§ **EXERCISE TASK**
Omit the pictures and return every entry exactly as written.

[Items listed in a dataset]
--------------------------------

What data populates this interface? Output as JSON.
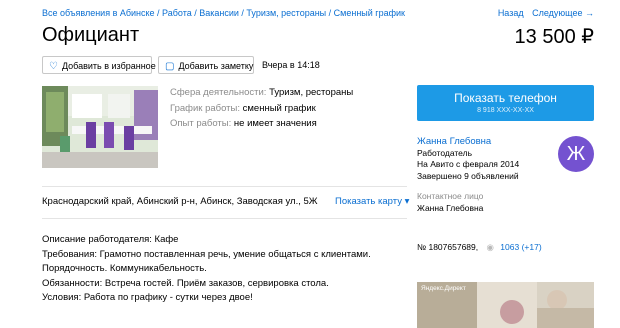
{
  "breadcrumbs": "Все объявления в Абинске / Работа / Вакансии / Туризм, рестораны / Сменный график",
  "nav": {
    "back": "Назад",
    "next": "Следующее →"
  },
  "title": "Официант",
  "price": "13 500 ₽",
  "actions": {
    "favorite": "Добавить в избранное",
    "note": "Добавить заметку",
    "posted": "Вчера в 14:18"
  },
  "params": [
    {
      "key": "Сфера деятельности:",
      "value": "Туризм, рестораны"
    },
    {
      "key": "График работы:",
      "value": "сменный график"
    },
    {
      "key": "Опыт работы:",
      "value": "не имеет значения"
    }
  ],
  "phone": {
    "label": "Показать телефон",
    "number": "8 918 XXX-XX-XX"
  },
  "seller": {
    "name": "Жанна Глебовна",
    "role": "Работодатель",
    "since": "На Авито с февраля 2014",
    "completed": "Завершено 9 объявлений",
    "avatar_letter": "Ж"
  },
  "contact": {
    "label": "Контактное лицо",
    "name": "Жанна Глебовна"
  },
  "address": "Краснодарский край, Абинский р-н, Абинск, Заводская ул., 5Ж",
  "show_map": "Показать карту ▾",
  "description": [
    "Описание работодателя: Кафе",
    "Требования: Грамотно поставленная речь, умение общаться с клиентами.",
    "Порядочность. Коммуникабельность.",
    "Обязанности: Встреча гостей. Приём заказов, сервировка стола.",
    "Условия: Работа по графику - сутки через двое!"
  ],
  "ad_number": "№ 1807657689,",
  "views": "1063 (+17)",
  "ad_label": "Яндекс.Директ",
  "colors": {
    "accent": "#1d9ae6",
    "link": "#0a6ed1",
    "avatar": "#7452d0"
  }
}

--------------------------------

§ **FULL ANSWER**
What data populates this interface? Output as JSON.
{
  "breadcrumbs": "Все объявления в Абинске / Работа / Вакансии / Туризм, рестораны / Сменный график",
  "nav": {
    "back": "Назад",
    "next": "Следующее →"
  },
  "title": "Официант",
  "price": "13 500 ₽",
  "actions": {
    "favorite": "Добавить в избранное",
    "note": "Добавить заметку",
    "posted": "Вчера в 14:18"
  },
  "params": [
    {
      "key": "Сфера деятельности:",
      "value": "Туризм, рестораны"
    },
    {
      "key": "График работы:",
      "value": "сменный график"
    },
    {
      "key": "Опыт работы:",
      "value": "не имеет значения"
    }
  ],
  "phone": {
    "label": "Показать телефон",
    "number": "8 918 XXX-XX-XX"
  },
  "seller": {
    "name": "Жанна Глебовна",
    "role": "Работодатель",
    "since": "На Авито с февраля 2014",
    "completed": "Завершено 9 объявлений",
    "avatar_letter": "Ж"
  },
  "contact": {
    "label": "Контактное лицо",
    "name": "Жанна Глебовна"
  },
  "address": "Краснодарский край, Абинский р-н, Абинск, Заводская ул., 5Ж",
  "show_map": "Показать карту ▾",
  "description": [
    "Описание работодателя: Кафе",
    "Требования: Грамотно поставленная речь, умение общаться с клиентами.",
    "Порядочность. Коммуникабельность.",
    "Обязанности: Встреча гостей. Приём заказов, сервировка стола.",
    "Условия: Работа по графику - сутки через двое!"
  ],
  "ad_number": "№ 1807657689,",
  "views": "1063 (+17)",
  "ad_label": "Яндекс.Директ",
  "colors": {
    "accent": "#1d9ae6",
    "link": "#0a6ed1",
    "avatar": "#7452d0"
  }
}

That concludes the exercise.